▶ [Data lines]
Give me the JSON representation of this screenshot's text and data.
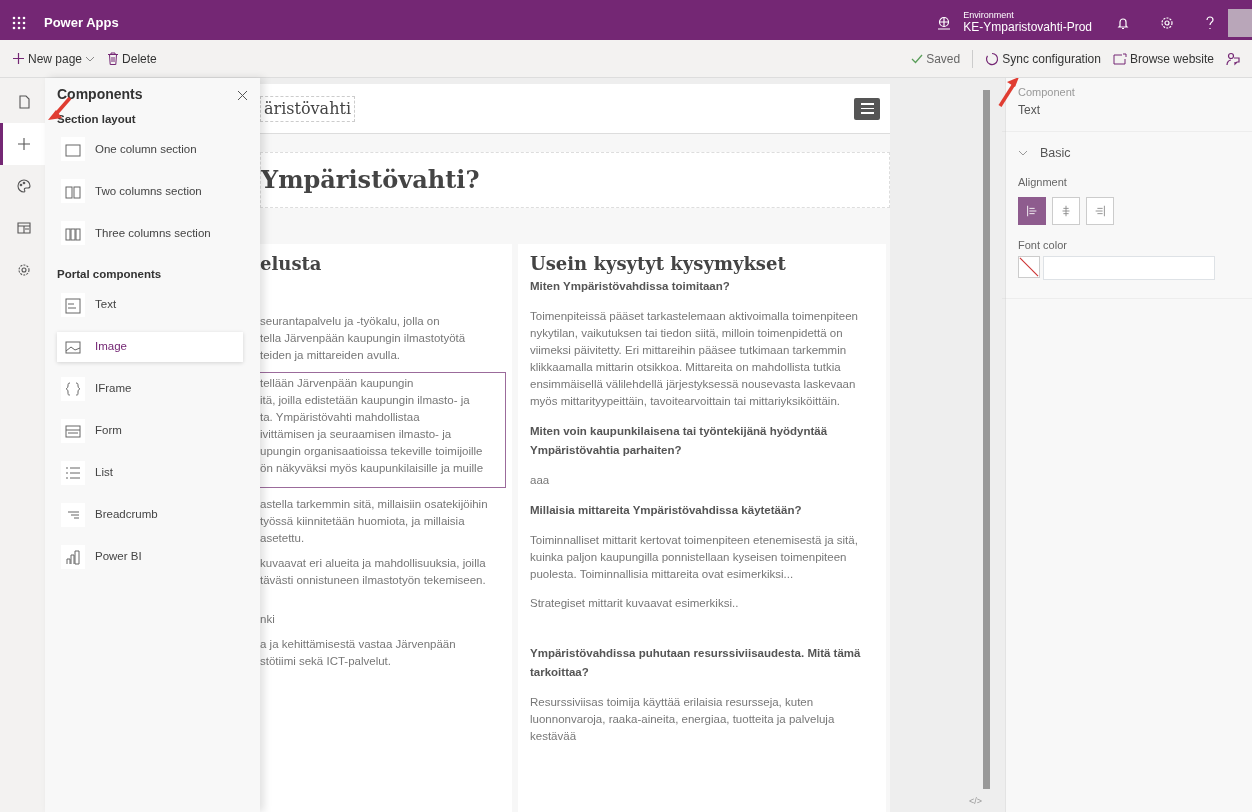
{
  "top_bar": {
    "app_title": "Power Apps",
    "environment_label": "Environment",
    "environment_name": "KE-Ymparistovahti-Prod"
  },
  "toolbar": {
    "new_page": "New page",
    "delete": "Delete",
    "saved": "Saved",
    "sync": "Sync configuration",
    "browse": "Browse website"
  },
  "rail": [
    {
      "kind": "page",
      "selected": false
    },
    {
      "kind": "add",
      "selected": true
    },
    {
      "kind": "theme",
      "selected": false
    },
    {
      "kind": "template",
      "selected": false
    },
    {
      "kind": "settings",
      "selected": false
    }
  ],
  "components_panel": {
    "title": "Components",
    "sections": [
      {
        "heading": "Section layout",
        "items": [
          {
            "kind": "one-col",
            "label": "One column section",
            "highlighted": false
          },
          {
            "kind": "two-col",
            "label": "Two columns section",
            "highlighted": false
          },
          {
            "kind": "three-col",
            "label": "Three columns section",
            "highlighted": false
          }
        ]
      },
      {
        "heading": "Portal components",
        "items": [
          {
            "kind": "text",
            "label": "Text",
            "highlighted": false
          },
          {
            "kind": "image",
            "label": "Image",
            "highlighted": true
          },
          {
            "kind": "iframe",
            "label": "IFrame",
            "highlighted": false
          },
          {
            "kind": "form",
            "label": "Form",
            "highlighted": false
          },
          {
            "kind": "list",
            "label": "List",
            "highlighted": false
          },
          {
            "kind": "breadcrumb",
            "label": "Breadcrumb",
            "highlighted": false
          },
          {
            "kind": "powerbi",
            "label": "Power BI",
            "highlighted": false
          }
        ]
      }
    ]
  },
  "canvas": {
    "logo_text": "äristövahti",
    "headline": "Ympäristövahti?",
    "left_column": {
      "heading": "elusta",
      "paragraphs": [
        {
          "selected": false,
          "lines": [
            "seurantapalvelu ja -työkalu, jolla on",
            "tella Järvenpään kaupungin ilmastotyötä",
            "teiden ja mittareiden avulla."
          ]
        },
        {
          "selected": true,
          "lines": [
            "tellään Järvenpään kaupungin",
            "itä, joilla edistetään kaupungin ilmasto- ja",
            "ta. Ympäristövahti mahdollistaa",
            "ivittämisen ja seuraamisen ilmasto- ja",
            "upungin organisaatioissa tekeville toimijoille",
            "ön näkyväksi myös kaupunkilaisille ja muille"
          ]
        },
        {
          "selected": false,
          "lines": [
            "astella tarkemmin sitä, millaisiin osatekijöihin",
            "työssä kiinnitetään huomiota, ja millaisia",
            "asetettu."
          ]
        },
        {
          "selected": false,
          "lines": [
            "kuvaavat eri alueita ja mahdollisuuksia, joilla",
            "tävästi onnistuneen ilmastotyön tekemiseen."
          ]
        },
        {
          "selected": false,
          "lines": [
            "nki"
          ]
        },
        {
          "selected": false,
          "lines": [
            "a ja kehittämisestä vastaa Järvenpään",
            "stötiimi sekä ICT-palvelut."
          ]
        }
      ]
    },
    "faq": {
      "heading": "Usein kysytyt kysymykset",
      "items": [
        {
          "question": "Miten Ympäristövahdissa toimitaan?",
          "answers": [
            "Toimenpiteissä pääset tarkastelemaan aktivoimalla toimenpiteen nykytilan, vaikutuksen tai tiedon siitä, milloin toimenpidettä on viimeksi päivitetty. Eri mittareihin pääsee tutkimaan tarkemmin klikkaamalla mittarin otsikkoa. Mittareita on mahdollista tutkia ensimmäisellä välilehdellä järjestyksessä nousevasta laskevaan myös mittarityypeittäin, tavoitearvoittain tai mittariyksiköittäin."
          ]
        },
        {
          "question": "Miten voin kaupunkilaisena tai työntekijänä hyödyntää Ympäristövahtia parhaiten?",
          "answers": [
            "aaa"
          ]
        },
        {
          "question": "Millaisia mittareita Ympäristövahdissa käytetään?",
          "answers": [
            "Toiminnalliset mittarit kertovat toimenpiteen etenemisestä ja sitä, kuinka paljon kaupungilla ponnistellaan kyseisen toimenpiteen puolesta. Toiminnallisia mittareita ovat esimerkiksi...",
            "Strategiset mittarit kuvaavat esimerkiksi.."
          ]
        },
        {
          "question": "Ympäristövahdissa puhutaan resurssiviisaudesta. Mitä tämä tarkoittaa?",
          "answers": [
            "Resurssiviisas toimija käyttää erilaisia resursseja, kuten luonnonvaroja, raaka-aineita, energiaa, tuotteita ja palveluja kestävää"
          ]
        }
      ]
    },
    "code_toggle": "</>"
  },
  "properties": {
    "label": "Component",
    "component": "Text",
    "section": "Basic",
    "expanded": true,
    "alignment_label": "Alignment",
    "alignments": [
      {
        "kind": "left",
        "selected": true
      },
      {
        "kind": "center",
        "selected": false
      },
      {
        "kind": "right",
        "selected": false
      }
    ],
    "font_color_label": "Font color"
  }
}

▶ [What is required]
Leave out the pictures and copy the rest of the material above exactly.

▶ [Finished task]
Give me the JSON representation of this screenshot's text and data.
{
  "top_bar": {
    "app_title": "Power Apps",
    "environment_label": "Environment",
    "environment_name": "KE-Ymparistovahti-Prod"
  },
  "toolbar": {
    "new_page": "New page",
    "delete": "Delete",
    "saved": "Saved",
    "sync": "Sync configuration",
    "browse": "Browse website"
  },
  "rail": [
    {
      "kind": "page",
      "selected": false
    },
    {
      "kind": "add",
      "selected": true
    },
    {
      "kind": "theme",
      "selected": false
    },
    {
      "kind": "template",
      "selected": false
    },
    {
      "kind": "settings",
      "selected": false
    }
  ],
  "components_panel": {
    "title": "Components",
    "sections": [
      {
        "heading": "Section layout",
        "items": [
          {
            "kind": "one-col",
            "label": "One column section",
            "highlighted": false
          },
          {
            "kind": "two-col",
            "label": "Two columns section",
            "highlighted": false
          },
          {
            "kind": "three-col",
            "label": "Three columns section",
            "highlighted": false
          }
        ]
      },
      {
        "heading": "Portal components",
        "items": [
          {
            "kind": "text",
            "label": "Text",
            "highlighted": false
          },
          {
            "kind": "image",
            "label": "Image",
            "highlighted": true
          },
          {
            "kind": "iframe",
            "label": "IFrame",
            "highlighted": false
          },
          {
            "kind": "form",
            "label": "Form",
            "highlighted": false
          },
          {
            "kind": "list",
            "label": "List",
            "highlighted": false
          },
          {
            "kind": "breadcrumb",
            "label": "Breadcrumb",
            "highlighted": false
          },
          {
            "kind": "powerbi",
            "label": "Power BI",
            "highlighted": false
          }
        ]
      }
    ]
  },
  "canvas": {
    "logo_text": "äristövahti",
    "headline": "Ympäristövahti?",
    "left_column": {
      "heading": "elusta",
      "paragraphs": [
        {
          "selected": false,
          "lines": [
            "seurantapalvelu ja -työkalu, jolla on",
            "tella Järvenpään kaupungin ilmastotyötä",
            "teiden ja mittareiden avulla."
          ]
        },
        {
          "selected": true,
          "lines": [
            "tellään Järvenpään kaupungin",
            "itä, joilla edistetään kaupungin ilmasto- ja",
            "ta. Ympäristövahti mahdollistaa",
            "ivittämisen ja seuraamisen ilmasto- ja",
            "upungin organisaatioissa tekeville toimijoille",
            "ön näkyväksi myös kaupunkilaisille ja muille"
          ]
        },
        {
          "selected": false,
          "lines": [
            "astella tarkemmin sitä, millaisiin osatekijöihin",
            "työssä kiinnitetään huomiota, ja millaisia",
            "asetettu."
          ]
        },
        {
          "selected": false,
          "lines": [
            "kuvaavat eri alueita ja mahdollisuuksia, joilla",
            "tävästi onnistuneen ilmastotyön tekemiseen."
          ]
        },
        {
          "selected": false,
          "lines": [
            "nki"
          ]
        },
        {
          "selected": false,
          "lines": [
            "a ja kehittämisestä vastaa Järvenpään",
            "stötiimi sekä ICT-palvelut."
          ]
        }
      ]
    },
    "faq": {
      "heading": "Usein kysytyt kysymykset",
      "items": [
        {
          "question": "Miten Ympäristövahdissa toimitaan?",
          "answers": [
            "Toimenpiteissä pääset tarkastelemaan aktivoimalla toimenpiteen nykytilan, vaikutuksen tai tiedon siitä, milloin toimenpidettä on viimeksi päivitetty. Eri mittareihin pääsee tutkimaan tarkemmin klikkaamalla mittarin otsikkoa. Mittareita on mahdollista tutkia ensimmäisellä välilehdellä järjestyksessä nousevasta laskevaan myös mittarityypeittäin, tavoitearvoittain tai mittariyksiköittäin."
          ]
        },
        {
          "question": "Miten voin kaupunkilaisena tai työntekijänä hyödyntää Ympäristövahtia parhaiten?",
          "answers": [
            "aaa"
          ]
        },
        {
          "question": "Millaisia mittareita Ympäristövahdissa käytetään?",
          "answers": [
            "Toiminnalliset mittarit kertovat toimenpiteen etenemisestä ja sitä, kuinka paljon kaupungilla ponnistellaan kyseisen toimenpiteen puolesta. Toiminnallisia mittareita ovat esimerkiksi...",
            "Strategiset mittarit kuvaavat esimerkiksi.."
          ]
        },
        {
          "question": "Ympäristövahdissa puhutaan resurssiviisaudesta. Mitä tämä tarkoittaa?",
          "answers": [
            "Resurssiviisas toimija käyttää erilaisia resursseja, kuten luonnonvaroja, raaka-aineita, energiaa, tuotteita ja palveluja kestävää"
          ]
        }
      ]
    },
    "code_toggle": "</>"
  },
  "properties": {
    "label": "Component",
    "component": "Text",
    "section": "Basic",
    "expanded": true,
    "alignment_label": "Alignment",
    "alignments": [
      {
        "kind": "left",
        "selected": true
      },
      {
        "kind": "center",
        "selected": false
      },
      {
        "kind": "right",
        "selected": false
      }
    ],
    "font_color_label": "Font color"
  }
}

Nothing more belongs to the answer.